* SHORT TASK *
Find each line that has the string "Selecting" and give the total, with nothing else.

## Start EXERCISE MATERIAL

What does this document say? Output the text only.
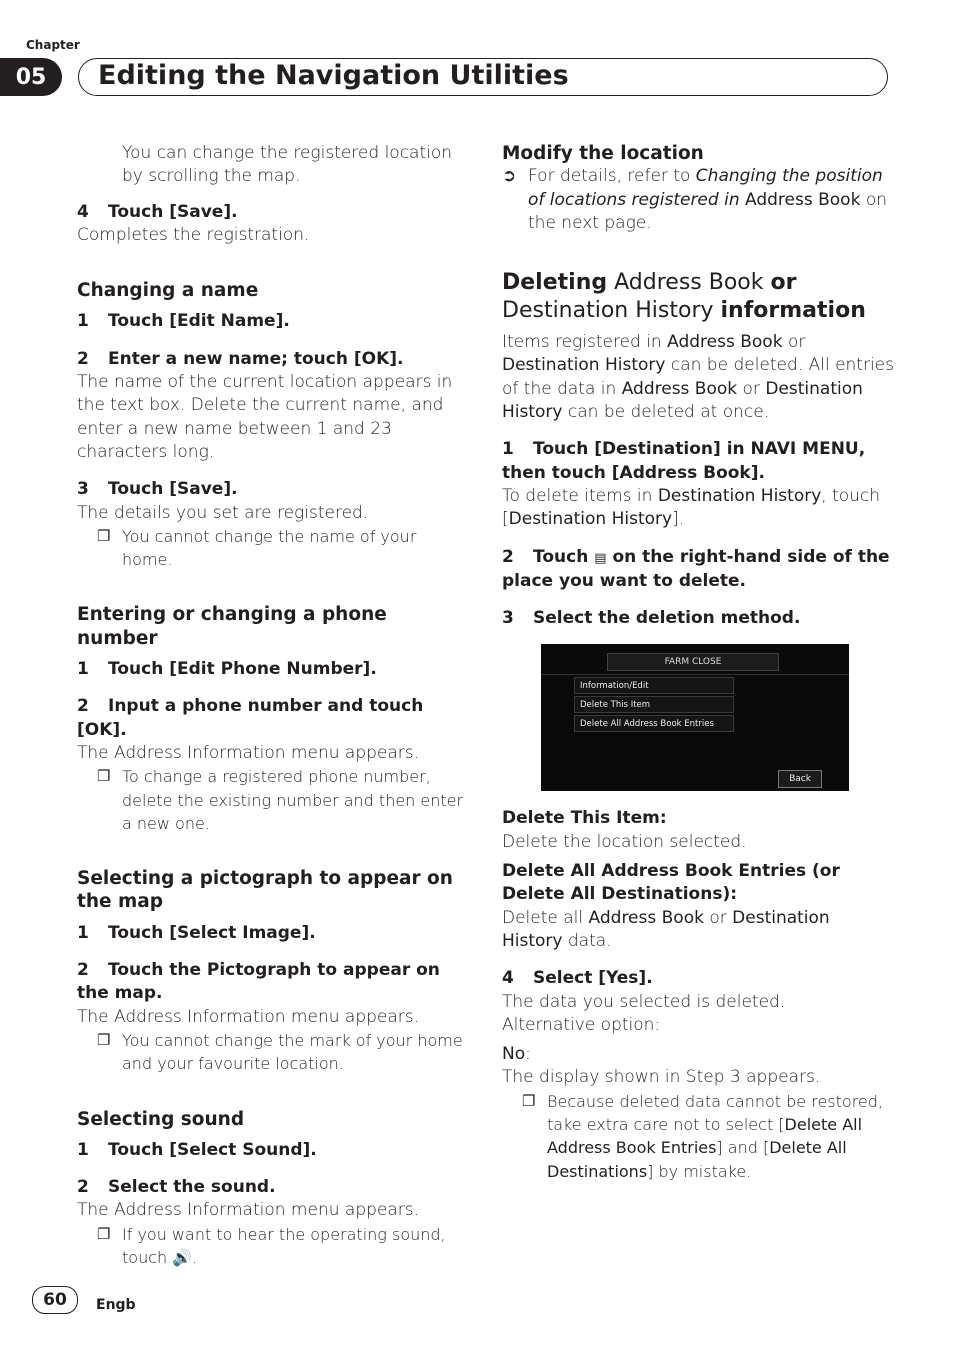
Chapter
05	Editing the Navigation Utilities

You can change the registered location by scrolling the map.

4 Touch [Save].

Completes the registration.

Changing a name

1 Touch [Edit Name].

2 Enter a new name; touch [OK].

The name of the current location appears in the text box. Delete the current name, and enter a new name between 1 and 23 characters long.

3 Touch [Save].

The details you set are registered.

❐ You cannot change the name of your home.

Entering or changing a phone number

1 Touch [Edit Phone Number].

2 Input a phone number and touch [OK].

The Address Information menu appears.

❐ To change a registered phone number, delete the existing number and then enter a new one.

Selecting a pictograph to appear on the map

1 Touch [Select Image].

2 Touch the Pictograph to appear on the map.

The Address Information menu appears.

❐ You cannot change the mark of your home and your favourite location.

Selecting sound

1 Touch [Select Sound].

2 Select the sound.

The Address Information menu appears.

❐ If you want to hear the operating sound, touch 🔊.

Modify the location

➲ For details, refer to Changing the position of locations registered in Address Book on the next page.

Deleting Address Book or Destination History information

Items registered in Address Book or Destination History can be deleted. All entries of the data in Address Book or Destination History can be deleted at once.

1 Touch [Destination] in NAVI MENU, then touch [Address Book].

To delete items in Destination History, touch [Destination History].

2 Touch ▤ on the right-hand side of the place you want to delete.

3 Select the deletion method.

FARM CLOSE
Information/Edit
Delete This Item
Delete All Address Book Entries
Back

Delete This Item:

Delete the location selected.

Delete All Address Book Entries (or Delete All Destinations):

Delete all Address Book or Destination History data.

4 Select [Yes].

The data you selected is deleted.

Alternative option:

No:

The display shown in Step 3 appears.

❐ Because deleted data cannot be restored, take extra care not to select [Delete All Address Book Entries] and [Delete All Destinations] by mistake.

60	Engb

## End EXERCISE MATERIAL

* OUTPUT FOR THIS EXERCISE *
2